** REQUIRED WORK **
Look through the records below, and copy out every line that holds the string "Athenienses".

** GIVEN DATA **

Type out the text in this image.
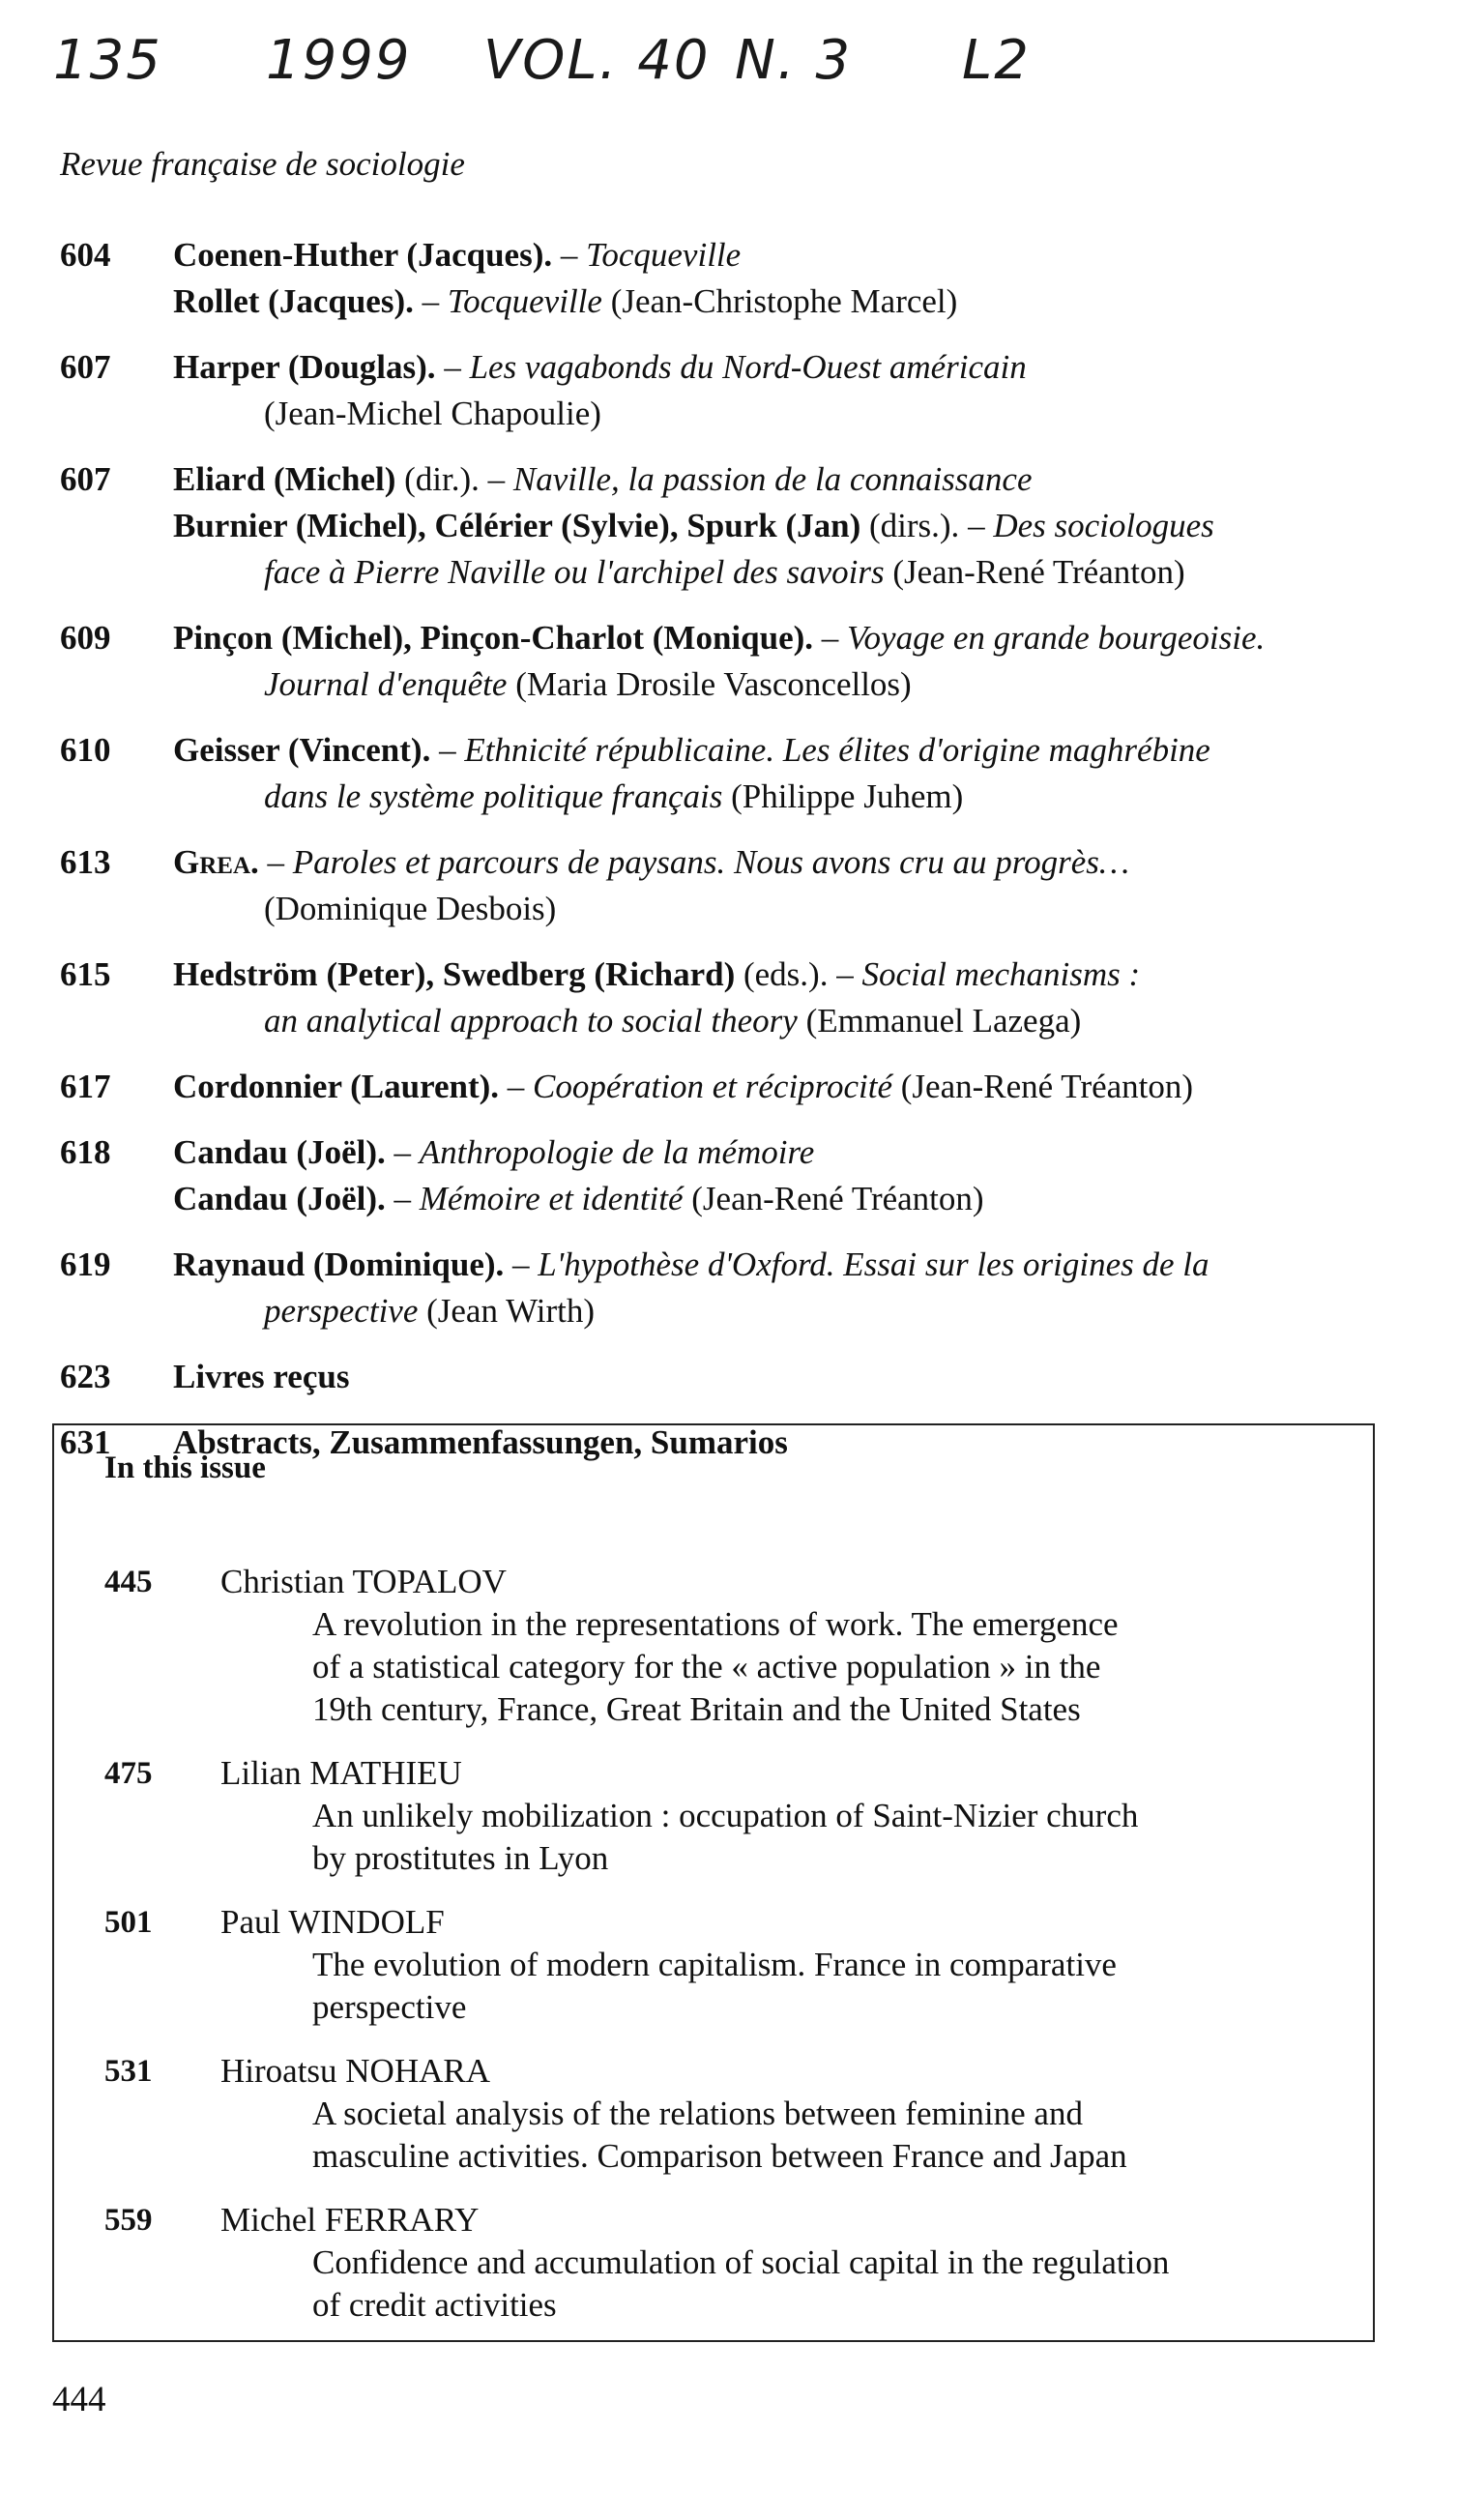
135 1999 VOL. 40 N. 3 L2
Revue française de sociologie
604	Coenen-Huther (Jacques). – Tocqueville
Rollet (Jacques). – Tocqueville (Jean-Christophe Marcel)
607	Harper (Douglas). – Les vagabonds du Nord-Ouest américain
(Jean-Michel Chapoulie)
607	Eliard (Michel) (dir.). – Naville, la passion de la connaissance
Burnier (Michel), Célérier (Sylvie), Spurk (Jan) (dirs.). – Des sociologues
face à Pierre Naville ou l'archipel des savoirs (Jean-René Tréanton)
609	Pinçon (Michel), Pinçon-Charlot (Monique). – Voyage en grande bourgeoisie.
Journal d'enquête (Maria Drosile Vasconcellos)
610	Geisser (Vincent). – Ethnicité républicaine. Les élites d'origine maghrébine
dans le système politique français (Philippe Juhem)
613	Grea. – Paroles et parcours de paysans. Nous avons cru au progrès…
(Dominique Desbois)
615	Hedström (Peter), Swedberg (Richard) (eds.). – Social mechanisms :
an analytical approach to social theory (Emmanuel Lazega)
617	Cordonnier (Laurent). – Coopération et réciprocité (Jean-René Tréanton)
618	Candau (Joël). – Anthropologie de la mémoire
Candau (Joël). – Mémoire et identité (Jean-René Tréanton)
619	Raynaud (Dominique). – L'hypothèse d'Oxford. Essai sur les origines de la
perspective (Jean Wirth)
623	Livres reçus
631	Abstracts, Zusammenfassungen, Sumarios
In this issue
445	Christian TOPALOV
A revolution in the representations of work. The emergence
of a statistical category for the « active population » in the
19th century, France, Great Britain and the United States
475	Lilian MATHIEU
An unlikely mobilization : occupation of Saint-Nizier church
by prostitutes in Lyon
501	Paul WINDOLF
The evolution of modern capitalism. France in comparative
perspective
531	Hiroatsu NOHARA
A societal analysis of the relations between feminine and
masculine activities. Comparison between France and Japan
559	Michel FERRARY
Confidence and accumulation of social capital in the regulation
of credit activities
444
...
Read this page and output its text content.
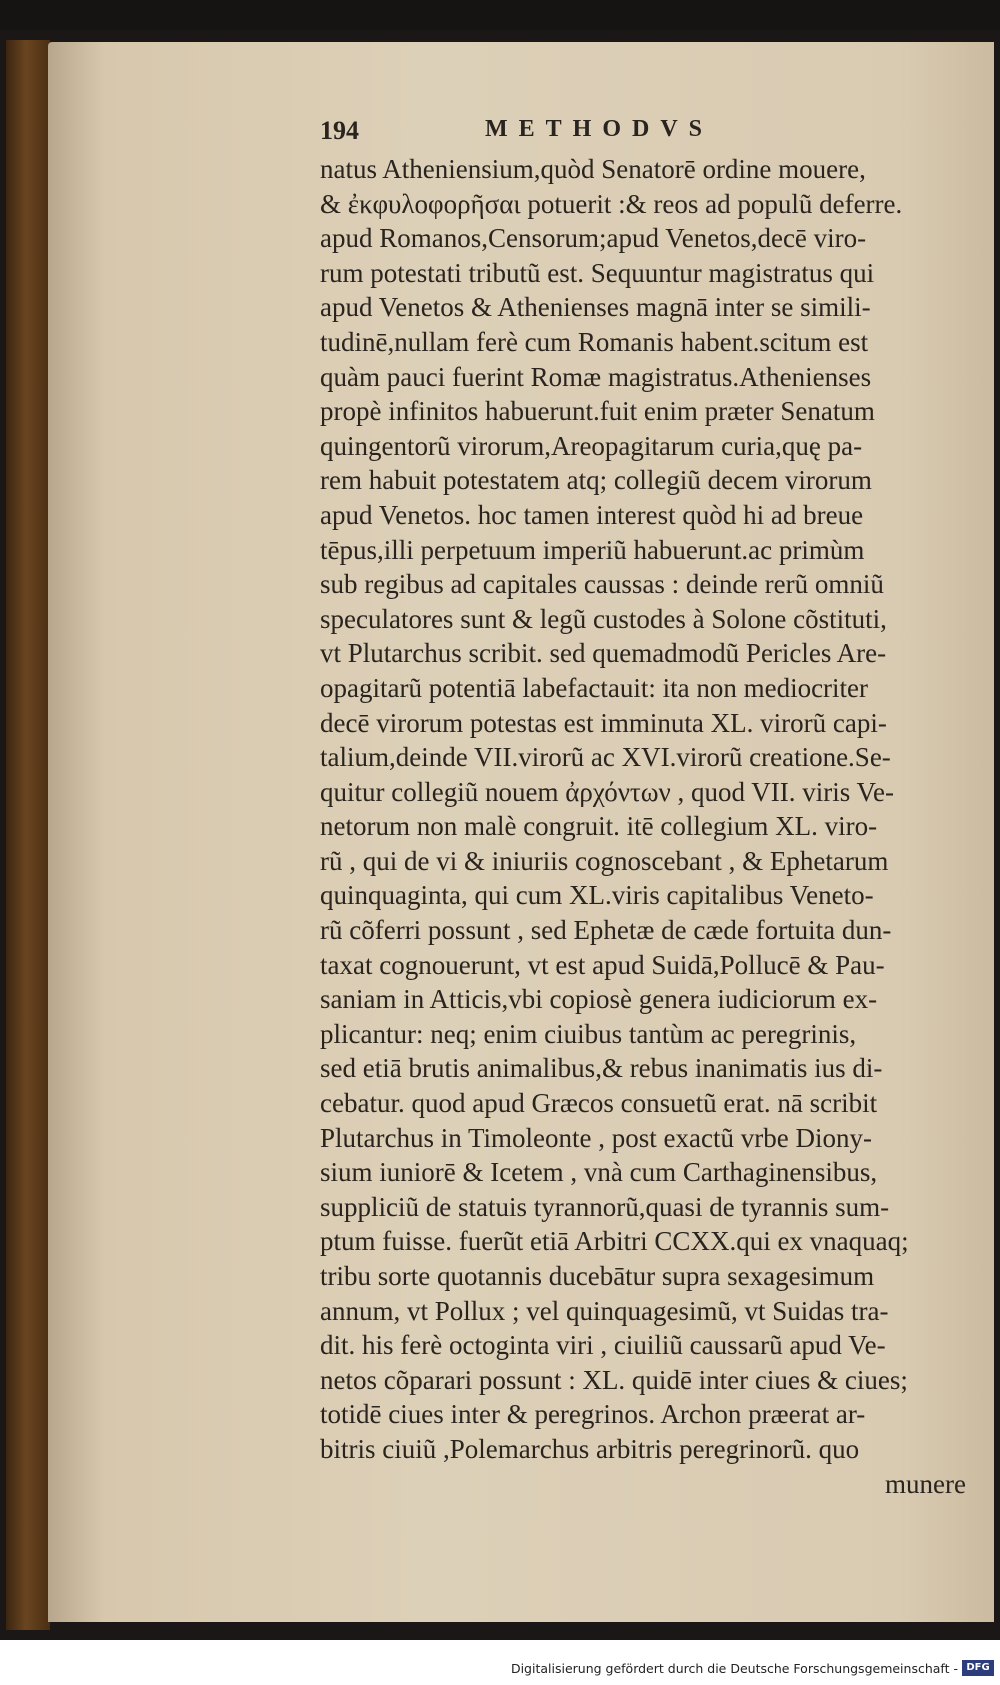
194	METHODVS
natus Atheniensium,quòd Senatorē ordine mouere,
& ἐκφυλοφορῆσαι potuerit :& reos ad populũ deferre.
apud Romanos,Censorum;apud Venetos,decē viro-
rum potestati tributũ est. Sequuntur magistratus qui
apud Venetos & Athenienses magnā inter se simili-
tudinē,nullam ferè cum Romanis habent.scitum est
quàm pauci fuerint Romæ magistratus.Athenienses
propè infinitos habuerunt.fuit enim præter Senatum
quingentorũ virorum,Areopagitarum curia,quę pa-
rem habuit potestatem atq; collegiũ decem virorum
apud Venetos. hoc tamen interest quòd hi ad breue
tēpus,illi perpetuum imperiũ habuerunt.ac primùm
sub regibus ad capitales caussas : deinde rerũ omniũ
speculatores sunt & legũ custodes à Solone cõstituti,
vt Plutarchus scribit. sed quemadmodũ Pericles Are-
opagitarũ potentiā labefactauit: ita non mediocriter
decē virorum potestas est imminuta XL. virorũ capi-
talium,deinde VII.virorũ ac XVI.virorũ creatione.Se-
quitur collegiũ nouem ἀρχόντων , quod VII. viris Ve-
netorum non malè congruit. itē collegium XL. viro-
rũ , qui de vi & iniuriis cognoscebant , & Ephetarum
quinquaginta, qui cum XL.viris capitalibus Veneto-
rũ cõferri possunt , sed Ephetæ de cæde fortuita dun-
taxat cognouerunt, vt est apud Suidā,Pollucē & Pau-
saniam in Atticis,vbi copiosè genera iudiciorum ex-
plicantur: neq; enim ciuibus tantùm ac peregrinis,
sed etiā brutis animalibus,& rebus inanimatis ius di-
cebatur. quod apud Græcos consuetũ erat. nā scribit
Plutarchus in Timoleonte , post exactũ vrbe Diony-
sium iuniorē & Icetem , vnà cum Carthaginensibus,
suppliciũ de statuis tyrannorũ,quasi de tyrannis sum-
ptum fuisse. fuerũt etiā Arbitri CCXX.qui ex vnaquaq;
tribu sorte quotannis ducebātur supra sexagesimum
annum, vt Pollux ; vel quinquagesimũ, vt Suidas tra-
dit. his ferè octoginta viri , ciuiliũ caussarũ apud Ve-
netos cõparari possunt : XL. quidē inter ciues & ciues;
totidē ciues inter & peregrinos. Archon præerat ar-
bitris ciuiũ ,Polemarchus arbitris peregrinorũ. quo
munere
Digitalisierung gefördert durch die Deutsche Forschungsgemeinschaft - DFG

** REPLY **
apud Venetos & Athenienses magnā inter se simili-
quàm pauci fuerint Romæ magistratus.Athenienses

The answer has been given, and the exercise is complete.